AIM OF THE EXERCISE. Look through the data below. Collect every line where the word "title" occurs.

Rows from a figure dataset.
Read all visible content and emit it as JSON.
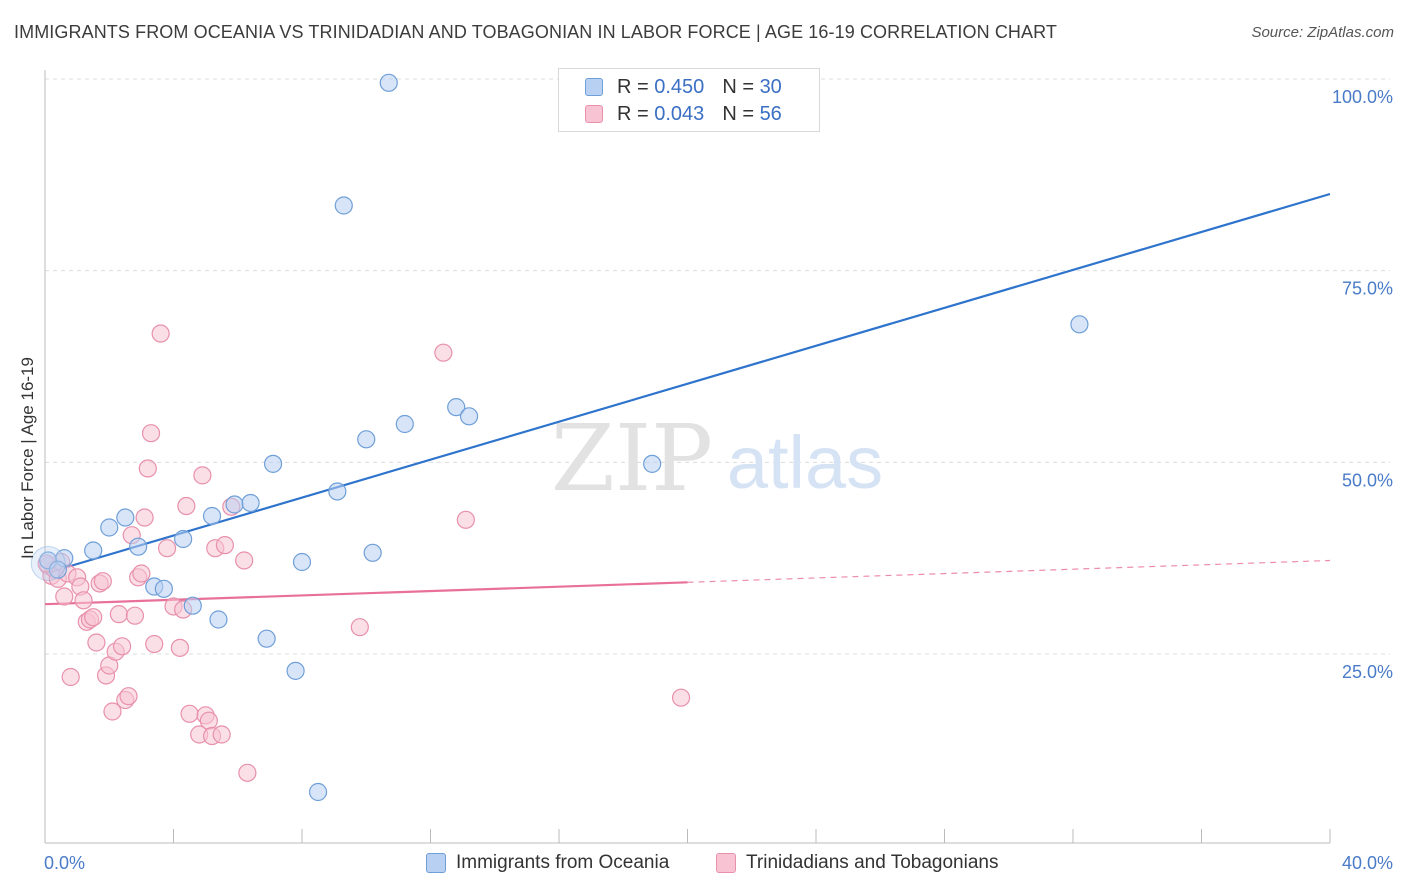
{
  "title": "IMMIGRANTS FROM OCEANIA VS TRINIDADIAN AND TOBAGONIAN IN LABOR FORCE | AGE 16-19 CORRELATION CHART",
  "source": "Source: ZipAtlas.com",
  "watermark": {
    "zip": "ZIP",
    "atlas": "atlas"
  },
  "legend": {
    "series1": {
      "r_label": "R = ",
      "r_value": "0.450",
      "n_label": "N = ",
      "n_value": "30"
    },
    "series2": {
      "r_label": "R = ",
      "r_value": "0.043",
      "n_label": "N = ",
      "n_value": "56"
    }
  },
  "colors": {
    "blue_fill": "#b8d0f2",
    "blue_stroke": "#6f9fd8",
    "blue_line": "#2e74cc",
    "pink_fill": "#f8c4d4",
    "pink_stroke": "#e890ac",
    "pink_line": "#e8709a",
    "grid": "#dcdcdc",
    "tick_text": "#4a7bc8"
  },
  "chart_data": {
    "type": "scatter",
    "ylabel": "In Labor Force | Age 16-19",
    "xlabel": "",
    "xlim": [
      0,
      40
    ],
    "ylim": [
      5,
      100
    ],
    "x_tick_labels": [
      "0.0%",
      "40.0%"
    ],
    "y_ticks": [
      25,
      50,
      75,
      100
    ],
    "y_tick_labels": [
      "25.0%",
      "50.0%",
      "75.0%",
      "100.0%"
    ],
    "grid": true,
    "series": [
      {
        "name": "Immigrants from Oceania",
        "color": "blue",
        "trend": {
          "x0": 0,
          "y0": 35.5,
          "x1": 40,
          "y1": 85
        },
        "points": [
          [
            0.1,
            37.2
          ],
          [
            0.6,
            37.5
          ],
          [
            1.5,
            38.5
          ],
          [
            2.0,
            41.5
          ],
          [
            2.5,
            42.8
          ],
          [
            2.9,
            39.0
          ],
          [
            3.4,
            33.8
          ],
          [
            3.7,
            33.5
          ],
          [
            4.3,
            40.0
          ],
          [
            4.6,
            31.3
          ],
          [
            5.2,
            43.0
          ],
          [
            5.4,
            29.5
          ],
          [
            5.9,
            44.5
          ],
          [
            6.4,
            44.7
          ],
          [
            6.9,
            27.0
          ],
          [
            7.1,
            49.8
          ],
          [
            8.0,
            37.0
          ],
          [
            7.8,
            22.8
          ],
          [
            8.5,
            7.0
          ],
          [
            9.1,
            46.2
          ],
          [
            9.3,
            83.5
          ],
          [
            10.0,
            53.0
          ],
          [
            10.2,
            38.2
          ],
          [
            10.7,
            99.5
          ],
          [
            11.2,
            55.0
          ],
          [
            12.8,
            57.2
          ],
          [
            13.2,
            56.0
          ],
          [
            18.9,
            49.8
          ],
          [
            32.2,
            68.0
          ],
          [
            0.4,
            36.0
          ]
        ]
      },
      {
        "name": "Trinidadians and Tobagonians",
        "color": "pink",
        "trend": {
          "x0": 0,
          "y0": 31.5,
          "x1": 40,
          "y1": 37.2,
          "solid_until": 20
        },
        "points": [
          [
            0.1,
            36.5
          ],
          [
            0.2,
            35.2
          ],
          [
            0.3,
            36.0
          ],
          [
            0.4,
            34.8
          ],
          [
            0.5,
            37.0
          ],
          [
            0.6,
            32.5
          ],
          [
            0.7,
            35.5
          ],
          [
            0.8,
            22.0
          ],
          [
            1.0,
            35.0
          ],
          [
            1.1,
            33.8
          ],
          [
            1.2,
            32.0
          ],
          [
            1.3,
            29.2
          ],
          [
            1.4,
            29.5
          ],
          [
            1.5,
            29.8
          ],
          [
            1.6,
            26.5
          ],
          [
            1.7,
            34.2
          ],
          [
            1.8,
            34.5
          ],
          [
            1.9,
            22.2
          ],
          [
            2.0,
            23.5
          ],
          [
            2.1,
            17.5
          ],
          [
            2.2,
            25.3
          ],
          [
            2.3,
            30.2
          ],
          [
            2.4,
            26.0
          ],
          [
            2.5,
            19.0
          ],
          [
            2.6,
            19.5
          ],
          [
            2.7,
            40.5
          ],
          [
            2.8,
            30.0
          ],
          [
            2.9,
            35.0
          ],
          [
            3.0,
            35.5
          ],
          [
            3.1,
            42.8
          ],
          [
            3.2,
            49.2
          ],
          [
            3.3,
            53.8
          ],
          [
            3.4,
            26.3
          ],
          [
            3.6,
            66.8
          ],
          [
            3.8,
            38.8
          ],
          [
            4.0,
            31.2
          ],
          [
            4.2,
            25.8
          ],
          [
            4.3,
            30.8
          ],
          [
            4.4,
            44.3
          ],
          [
            4.5,
            17.2
          ],
          [
            4.8,
            14.5
          ],
          [
            4.9,
            48.3
          ],
          [
            5.0,
            17.0
          ],
          [
            5.1,
            16.3
          ],
          [
            5.2,
            14.3
          ],
          [
            5.3,
            38.8
          ],
          [
            5.5,
            14.5
          ],
          [
            5.6,
            39.2
          ],
          [
            5.8,
            44.2
          ],
          [
            6.2,
            37.2
          ],
          [
            6.3,
            9.5
          ],
          [
            9.8,
            28.5
          ],
          [
            12.4,
            64.3
          ],
          [
            13.1,
            42.5
          ],
          [
            19.8,
            19.3
          ],
          [
            0.05,
            36.8
          ]
        ]
      }
    ]
  }
}
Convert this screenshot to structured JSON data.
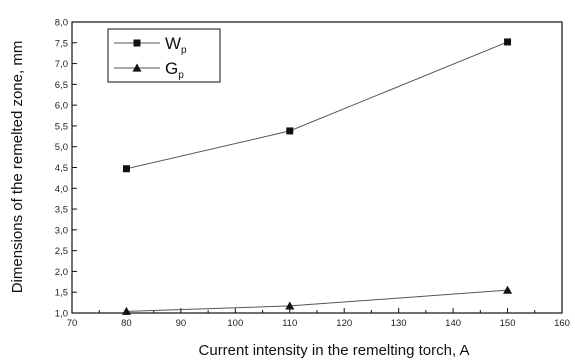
{
  "chart_data": {
    "type": "line",
    "title": "",
    "xlabel": "Current intensity in the remelting torch, A",
    "ylabel": "Dimensions of the remelted zone, mm",
    "xlim": [
      70,
      160
    ],
    "ylim": [
      1.0,
      8.0
    ],
    "x_ticks": [
      "70",
      "80",
      "90",
      "100",
      "110",
      "120",
      "130",
      "140",
      "150",
      "160"
    ],
    "y_ticks": [
      "1,0",
      "1,5",
      "2,0",
      "2,5",
      "3,0",
      "3,5",
      "4,0",
      "4,5",
      "5,0",
      "5,5",
      "6,0",
      "6,5",
      "7,0",
      "7,5",
      "8,0"
    ],
    "grid": false,
    "legend_position": "top-left",
    "series": [
      {
        "name": "W",
        "subscript": "p",
        "marker": "square",
        "x": [
          80,
          110,
          150
        ],
        "values": [
          4.47,
          5.38,
          7.52
        ]
      },
      {
        "name": "G",
        "subscript": "p",
        "marker": "triangle",
        "x": [
          80,
          110,
          150
        ],
        "values": [
          1.04,
          1.17,
          1.55
        ]
      }
    ],
    "colors": {
      "line": "#555555",
      "marker": "#111111",
      "axis": "#111111"
    }
  }
}
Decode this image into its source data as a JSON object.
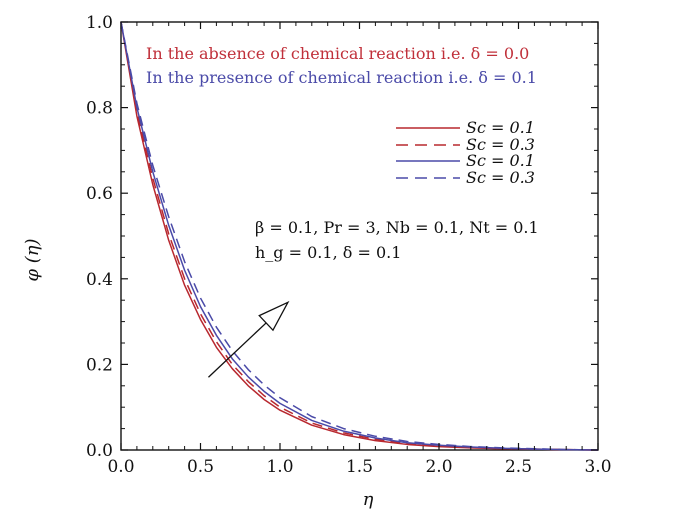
{
  "chart_data": {
    "type": "line",
    "xlabel": "η",
    "ylabel": "φ (η)",
    "xlim": [
      0.0,
      3.0
    ],
    "ylim": [
      0.0,
      1.0
    ],
    "x_ticks": [
      "0.0",
      "0.5",
      "1.0",
      "1.5",
      "2.0",
      "2.5",
      "3.0"
    ],
    "y_ticks": [
      "0.0",
      "0.2",
      "0.4",
      "0.6",
      "0.8",
      "1.0"
    ],
    "grid": false,
    "legend_position": "upper-right",
    "annotations": {
      "absence": "In the absence of chemical reaction i.e. δ = 0.0",
      "presence": "In the presence of chemical reaction i.e. δ = 0.1",
      "params_line1": "β = 0.1, Pr = 3, Nb = 0.1, Nt = 0.1",
      "params_line2": "h_g = 0.1, δ = 0.1"
    },
    "colors": {
      "red": "#b8282f",
      "blue": "#4a4aa8",
      "arrow": "#111111"
    },
    "x": [
      0.0,
      0.1,
      0.2,
      0.3,
      0.4,
      0.5,
      0.6,
      0.7,
      0.8,
      0.9,
      1.0,
      1.2,
      1.4,
      1.6,
      1.8,
      2.0,
      2.2,
      2.4,
      2.6,
      2.8,
      3.0
    ],
    "series": [
      {
        "name": "Sc = 0.1",
        "color": "red",
        "dash": "solid",
        "values": [
          1.0,
          0.78,
          0.62,
          0.49,
          0.385,
          0.305,
          0.24,
          0.19,
          0.15,
          0.118,
          0.093,
          0.058,
          0.036,
          0.022,
          0.013,
          0.008,
          0.005,
          0.003,
          0.002,
          0.001,
          0.0
        ]
      },
      {
        "name": "Sc = 0.3",
        "color": "red",
        "dash": "dashed",
        "values": [
          1.0,
          0.79,
          0.635,
          0.505,
          0.4,
          0.318,
          0.253,
          0.2,
          0.16,
          0.127,
          0.1,
          0.063,
          0.04,
          0.025,
          0.015,
          0.009,
          0.006,
          0.003,
          0.002,
          0.001,
          0.0
        ]
      },
      {
        "name": "Sc = 0.1",
        "color": "blue",
        "dash": "solid",
        "values": [
          1.0,
          0.8,
          0.65,
          0.525,
          0.42,
          0.335,
          0.268,
          0.213,
          0.171,
          0.137,
          0.109,
          0.069,
          0.044,
          0.028,
          0.017,
          0.011,
          0.007,
          0.004,
          0.002,
          0.001,
          0.0
        ]
      },
      {
        "name": "Sc = 0.3",
        "color": "blue",
        "dash": "dashed",
        "values": [
          1.0,
          0.81,
          0.665,
          0.545,
          0.44,
          0.355,
          0.287,
          0.232,
          0.188,
          0.152,
          0.122,
          0.078,
          0.05,
          0.032,
          0.02,
          0.013,
          0.008,
          0.005,
          0.003,
          0.001,
          0.0
        ]
      }
    ],
    "arrow": {
      "from": [
        0.55,
        0.17
      ],
      "to": [
        1.05,
        0.345
      ]
    }
  }
}
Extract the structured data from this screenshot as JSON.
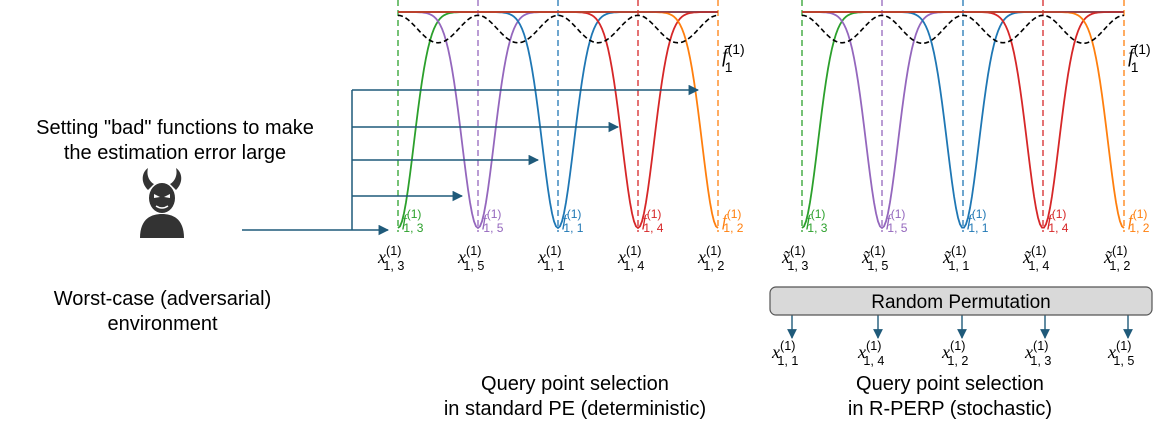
{
  "colors": {
    "green": "#2ca02c",
    "purple": "#9467bd",
    "blue": "#1f77b4",
    "red": "#d62728",
    "orange": "#ff7f0e",
    "black": "#000000",
    "arrow": "#1f5a7a",
    "box_fill": "#d9d9d9",
    "box_stroke": "#555555"
  },
  "adversary": {
    "icon": "devil-icon",
    "label_line1": "Worst-case (adversarial)",
    "label_line2": "environment"
  },
  "annotation": {
    "line1": "Setting \"bad\" functions to make",
    "line2": "the estimation error large"
  },
  "upper_bound_label": {
    "base": "f̄",
    "sub": "1",
    "sup": "(1)"
  },
  "left_panel": {
    "caption_line1": "Query point selection",
    "caption_line2": "in standard PE (deterministic)",
    "points": [
      {
        "var": "x",
        "sub": "1, 3",
        "sup": "(1)",
        "f_sub": "1, 3",
        "color": "green"
      },
      {
        "var": "x",
        "sub": "1, 5",
        "sup": "(1)",
        "f_sub": "1, 5",
        "color": "purple"
      },
      {
        "var": "x",
        "sub": "1, 1",
        "sup": "(1)",
        "f_sub": "1, 1",
        "color": "blue"
      },
      {
        "var": "x",
        "sub": "1, 4",
        "sup": "(1)",
        "f_sub": "1, 4",
        "color": "red"
      },
      {
        "var": "x",
        "sub": "1, 2",
        "sup": "(1)",
        "f_sub": "1, 2",
        "color": "orange"
      }
    ]
  },
  "right_panel": {
    "caption_line1": "Query point selection",
    "caption_line2": "in R-PERP (stochastic)",
    "box_label": "Random Permutation",
    "points": [
      {
        "var": "x̃",
        "sub": "1, 3",
        "sup": "(1)",
        "f_sub": "1, 3",
        "color": "green"
      },
      {
        "var": "x̃",
        "sub": "1, 5",
        "sup": "(1)",
        "f_sub": "1, 5",
        "color": "purple"
      },
      {
        "var": "x̃",
        "sub": "1, 1",
        "sup": "(1)",
        "f_sub": "1, 1",
        "color": "blue"
      },
      {
        "var": "x̃",
        "sub": "1, 4",
        "sup": "(1)",
        "f_sub": "1, 4",
        "color": "red"
      },
      {
        "var": "x̃",
        "sub": "1, 2",
        "sup": "(1)",
        "f_sub": "1, 2",
        "color": "orange"
      }
    ],
    "permuted": [
      {
        "var": "x",
        "sub": "1, 1",
        "sup": "(1)"
      },
      {
        "var": "x",
        "sub": "1, 4",
        "sup": "(1)"
      },
      {
        "var": "x",
        "sub": "1, 2",
        "sup": "(1)"
      },
      {
        "var": "x",
        "sub": "1, 3",
        "sup": "(1)"
      },
      {
        "var": "x",
        "sub": "1, 5",
        "sup": "(1)"
      }
    ]
  }
}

SOLUTION TO THIS TASK.
  "title": "IMMIGRANTS FROM OCEANIA VS TRINIDADIAN AND TOBAGONIAN IN LABOR FORCE | AGE 16-19 CORRELATION CHART",
    "title": "",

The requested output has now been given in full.